BRIEF = What lines of the data hold the string "from"? Pull each one out.

··· TASK DATA ···

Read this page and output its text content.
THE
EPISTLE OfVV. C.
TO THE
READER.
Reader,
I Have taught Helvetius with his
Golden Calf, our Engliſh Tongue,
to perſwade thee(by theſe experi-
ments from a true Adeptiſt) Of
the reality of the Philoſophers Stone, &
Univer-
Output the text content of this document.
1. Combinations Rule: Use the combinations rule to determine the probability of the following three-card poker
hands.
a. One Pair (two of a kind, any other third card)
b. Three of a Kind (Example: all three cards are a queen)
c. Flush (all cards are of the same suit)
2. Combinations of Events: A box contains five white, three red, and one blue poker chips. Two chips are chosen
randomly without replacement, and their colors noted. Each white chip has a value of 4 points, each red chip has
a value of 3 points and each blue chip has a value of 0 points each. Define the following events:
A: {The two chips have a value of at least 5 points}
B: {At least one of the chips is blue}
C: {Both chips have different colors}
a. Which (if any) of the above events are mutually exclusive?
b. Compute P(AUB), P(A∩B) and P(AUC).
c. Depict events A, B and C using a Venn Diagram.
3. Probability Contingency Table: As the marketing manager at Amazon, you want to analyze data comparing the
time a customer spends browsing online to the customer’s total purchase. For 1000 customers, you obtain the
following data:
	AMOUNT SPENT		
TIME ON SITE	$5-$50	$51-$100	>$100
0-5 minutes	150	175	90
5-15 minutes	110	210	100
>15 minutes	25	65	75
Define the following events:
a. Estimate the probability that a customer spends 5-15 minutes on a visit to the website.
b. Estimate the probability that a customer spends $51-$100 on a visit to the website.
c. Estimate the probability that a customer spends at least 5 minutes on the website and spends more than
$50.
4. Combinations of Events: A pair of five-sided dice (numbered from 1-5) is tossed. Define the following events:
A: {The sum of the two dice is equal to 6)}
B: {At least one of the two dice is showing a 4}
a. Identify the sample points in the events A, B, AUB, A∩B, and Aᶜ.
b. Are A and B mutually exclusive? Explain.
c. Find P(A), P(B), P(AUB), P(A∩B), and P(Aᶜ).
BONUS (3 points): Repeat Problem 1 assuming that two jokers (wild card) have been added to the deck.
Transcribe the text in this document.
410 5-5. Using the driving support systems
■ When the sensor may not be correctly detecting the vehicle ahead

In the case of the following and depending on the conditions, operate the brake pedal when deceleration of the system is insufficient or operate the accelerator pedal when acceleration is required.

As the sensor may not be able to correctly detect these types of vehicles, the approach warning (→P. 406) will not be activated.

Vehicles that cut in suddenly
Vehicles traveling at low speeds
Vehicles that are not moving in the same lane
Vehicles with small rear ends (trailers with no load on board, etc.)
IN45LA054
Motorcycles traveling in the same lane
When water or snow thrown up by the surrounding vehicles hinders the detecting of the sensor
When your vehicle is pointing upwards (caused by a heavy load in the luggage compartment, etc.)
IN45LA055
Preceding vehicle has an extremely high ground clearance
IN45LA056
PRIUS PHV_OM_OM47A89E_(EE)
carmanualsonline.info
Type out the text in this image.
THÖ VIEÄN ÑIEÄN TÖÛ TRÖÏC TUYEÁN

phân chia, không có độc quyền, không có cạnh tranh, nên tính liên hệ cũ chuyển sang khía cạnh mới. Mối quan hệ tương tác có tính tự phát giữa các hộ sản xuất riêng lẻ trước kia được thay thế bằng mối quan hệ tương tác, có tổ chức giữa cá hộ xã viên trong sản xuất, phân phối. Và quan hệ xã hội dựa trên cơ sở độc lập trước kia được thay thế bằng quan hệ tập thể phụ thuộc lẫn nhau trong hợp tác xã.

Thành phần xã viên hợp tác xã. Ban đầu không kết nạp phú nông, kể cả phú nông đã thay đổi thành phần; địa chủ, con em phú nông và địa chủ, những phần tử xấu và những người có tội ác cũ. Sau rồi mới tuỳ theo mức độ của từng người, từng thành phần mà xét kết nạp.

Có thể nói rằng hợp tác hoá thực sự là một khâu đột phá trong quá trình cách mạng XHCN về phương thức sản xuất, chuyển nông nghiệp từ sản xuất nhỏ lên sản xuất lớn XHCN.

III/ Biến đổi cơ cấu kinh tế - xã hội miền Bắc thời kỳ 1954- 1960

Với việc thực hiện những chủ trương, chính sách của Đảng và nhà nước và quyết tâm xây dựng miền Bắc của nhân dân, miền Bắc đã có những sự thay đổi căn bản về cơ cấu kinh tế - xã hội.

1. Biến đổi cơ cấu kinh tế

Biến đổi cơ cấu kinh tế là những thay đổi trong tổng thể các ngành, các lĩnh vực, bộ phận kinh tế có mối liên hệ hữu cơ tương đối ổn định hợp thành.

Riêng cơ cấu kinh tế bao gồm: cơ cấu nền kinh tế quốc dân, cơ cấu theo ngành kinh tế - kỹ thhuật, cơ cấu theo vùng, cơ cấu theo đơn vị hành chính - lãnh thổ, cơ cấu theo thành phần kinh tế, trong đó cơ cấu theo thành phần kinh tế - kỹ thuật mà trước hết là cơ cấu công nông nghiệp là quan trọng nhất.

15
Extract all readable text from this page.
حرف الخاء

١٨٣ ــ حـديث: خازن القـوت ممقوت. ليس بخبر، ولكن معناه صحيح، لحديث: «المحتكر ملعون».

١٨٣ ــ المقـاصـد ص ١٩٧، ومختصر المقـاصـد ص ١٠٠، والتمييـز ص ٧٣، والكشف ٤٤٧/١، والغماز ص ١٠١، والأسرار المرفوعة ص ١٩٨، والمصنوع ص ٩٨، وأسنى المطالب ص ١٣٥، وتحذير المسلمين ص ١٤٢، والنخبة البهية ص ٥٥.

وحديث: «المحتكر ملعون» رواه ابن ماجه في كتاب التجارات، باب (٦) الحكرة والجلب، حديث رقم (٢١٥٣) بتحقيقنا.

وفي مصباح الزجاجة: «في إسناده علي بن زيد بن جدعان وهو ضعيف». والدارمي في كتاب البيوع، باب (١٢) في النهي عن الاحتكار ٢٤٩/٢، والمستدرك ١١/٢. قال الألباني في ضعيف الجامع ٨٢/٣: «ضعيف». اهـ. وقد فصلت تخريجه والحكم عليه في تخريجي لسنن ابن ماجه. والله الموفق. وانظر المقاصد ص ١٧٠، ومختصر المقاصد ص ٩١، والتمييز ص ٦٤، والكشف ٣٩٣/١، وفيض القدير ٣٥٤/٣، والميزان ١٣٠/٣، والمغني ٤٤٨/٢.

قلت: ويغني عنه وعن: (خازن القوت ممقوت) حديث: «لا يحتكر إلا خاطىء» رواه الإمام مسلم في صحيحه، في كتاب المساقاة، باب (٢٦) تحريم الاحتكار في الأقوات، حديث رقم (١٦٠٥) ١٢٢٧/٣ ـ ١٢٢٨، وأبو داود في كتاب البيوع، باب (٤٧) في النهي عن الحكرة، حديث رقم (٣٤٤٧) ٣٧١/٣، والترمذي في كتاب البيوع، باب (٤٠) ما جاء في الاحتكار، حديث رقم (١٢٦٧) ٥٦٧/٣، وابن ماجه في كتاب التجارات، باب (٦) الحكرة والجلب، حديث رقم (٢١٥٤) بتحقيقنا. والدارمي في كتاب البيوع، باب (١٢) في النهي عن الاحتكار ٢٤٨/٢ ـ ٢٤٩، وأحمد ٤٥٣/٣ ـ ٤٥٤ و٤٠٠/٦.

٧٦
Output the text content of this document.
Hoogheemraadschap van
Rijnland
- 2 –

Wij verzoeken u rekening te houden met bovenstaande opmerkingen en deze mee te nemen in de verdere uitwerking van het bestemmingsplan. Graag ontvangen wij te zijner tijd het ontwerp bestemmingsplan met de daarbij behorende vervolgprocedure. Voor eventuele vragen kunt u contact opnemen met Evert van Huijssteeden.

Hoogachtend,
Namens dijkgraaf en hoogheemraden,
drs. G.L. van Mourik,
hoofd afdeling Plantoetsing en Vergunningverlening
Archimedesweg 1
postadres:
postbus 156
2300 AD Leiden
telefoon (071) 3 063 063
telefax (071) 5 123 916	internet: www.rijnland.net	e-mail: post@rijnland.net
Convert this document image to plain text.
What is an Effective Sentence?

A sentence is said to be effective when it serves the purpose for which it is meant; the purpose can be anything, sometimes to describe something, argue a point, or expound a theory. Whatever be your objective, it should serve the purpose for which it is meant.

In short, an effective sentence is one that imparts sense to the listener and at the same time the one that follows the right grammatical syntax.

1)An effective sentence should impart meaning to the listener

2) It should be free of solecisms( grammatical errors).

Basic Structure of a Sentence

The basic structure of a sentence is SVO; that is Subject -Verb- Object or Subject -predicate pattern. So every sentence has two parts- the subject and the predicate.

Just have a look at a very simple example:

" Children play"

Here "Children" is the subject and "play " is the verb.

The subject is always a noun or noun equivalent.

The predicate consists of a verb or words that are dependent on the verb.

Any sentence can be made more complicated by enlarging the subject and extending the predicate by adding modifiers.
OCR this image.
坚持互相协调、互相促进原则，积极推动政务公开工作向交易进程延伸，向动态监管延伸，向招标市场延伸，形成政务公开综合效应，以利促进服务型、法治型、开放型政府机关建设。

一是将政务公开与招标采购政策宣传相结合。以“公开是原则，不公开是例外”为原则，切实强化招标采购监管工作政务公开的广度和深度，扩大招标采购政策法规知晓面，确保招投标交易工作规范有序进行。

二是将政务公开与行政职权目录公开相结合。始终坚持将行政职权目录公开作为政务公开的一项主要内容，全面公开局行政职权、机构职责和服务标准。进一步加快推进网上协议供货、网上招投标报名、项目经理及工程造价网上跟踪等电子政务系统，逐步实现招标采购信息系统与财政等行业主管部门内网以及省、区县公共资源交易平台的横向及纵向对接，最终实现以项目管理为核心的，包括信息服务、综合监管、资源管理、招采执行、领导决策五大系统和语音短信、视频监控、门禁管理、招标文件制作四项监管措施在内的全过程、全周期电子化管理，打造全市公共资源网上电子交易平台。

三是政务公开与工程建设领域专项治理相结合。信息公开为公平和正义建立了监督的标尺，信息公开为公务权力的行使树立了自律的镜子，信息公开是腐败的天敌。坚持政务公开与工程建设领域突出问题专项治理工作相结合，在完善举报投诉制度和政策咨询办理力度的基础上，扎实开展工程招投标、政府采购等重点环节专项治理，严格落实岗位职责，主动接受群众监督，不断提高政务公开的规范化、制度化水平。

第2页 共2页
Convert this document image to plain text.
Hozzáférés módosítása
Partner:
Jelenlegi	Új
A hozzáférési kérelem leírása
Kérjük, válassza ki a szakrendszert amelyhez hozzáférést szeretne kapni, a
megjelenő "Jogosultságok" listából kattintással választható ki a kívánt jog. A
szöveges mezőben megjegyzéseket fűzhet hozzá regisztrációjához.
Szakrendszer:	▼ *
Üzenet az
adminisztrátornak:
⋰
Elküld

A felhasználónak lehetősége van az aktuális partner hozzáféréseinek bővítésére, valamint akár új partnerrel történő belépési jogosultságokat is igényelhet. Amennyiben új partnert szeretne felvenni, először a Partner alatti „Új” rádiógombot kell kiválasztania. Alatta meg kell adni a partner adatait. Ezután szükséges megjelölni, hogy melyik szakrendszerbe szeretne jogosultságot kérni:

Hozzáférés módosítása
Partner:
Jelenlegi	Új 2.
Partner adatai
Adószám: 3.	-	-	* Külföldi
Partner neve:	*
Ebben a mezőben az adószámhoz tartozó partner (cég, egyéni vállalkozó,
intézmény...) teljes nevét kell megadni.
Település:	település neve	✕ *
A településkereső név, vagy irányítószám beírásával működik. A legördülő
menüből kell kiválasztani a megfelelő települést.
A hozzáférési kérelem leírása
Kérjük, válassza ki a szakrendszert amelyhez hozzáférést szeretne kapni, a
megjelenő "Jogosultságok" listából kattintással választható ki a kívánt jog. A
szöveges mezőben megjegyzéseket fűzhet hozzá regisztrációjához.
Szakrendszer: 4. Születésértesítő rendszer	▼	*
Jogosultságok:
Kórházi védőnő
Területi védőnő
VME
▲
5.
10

···

WRITTEN ANSWER =
ments from a true Adeptiſt) Of
4. Combinations of Events: A pair of five-sided dice (numbered from 1-5) is tossed. Define the following events:
Extract all readable text from this page.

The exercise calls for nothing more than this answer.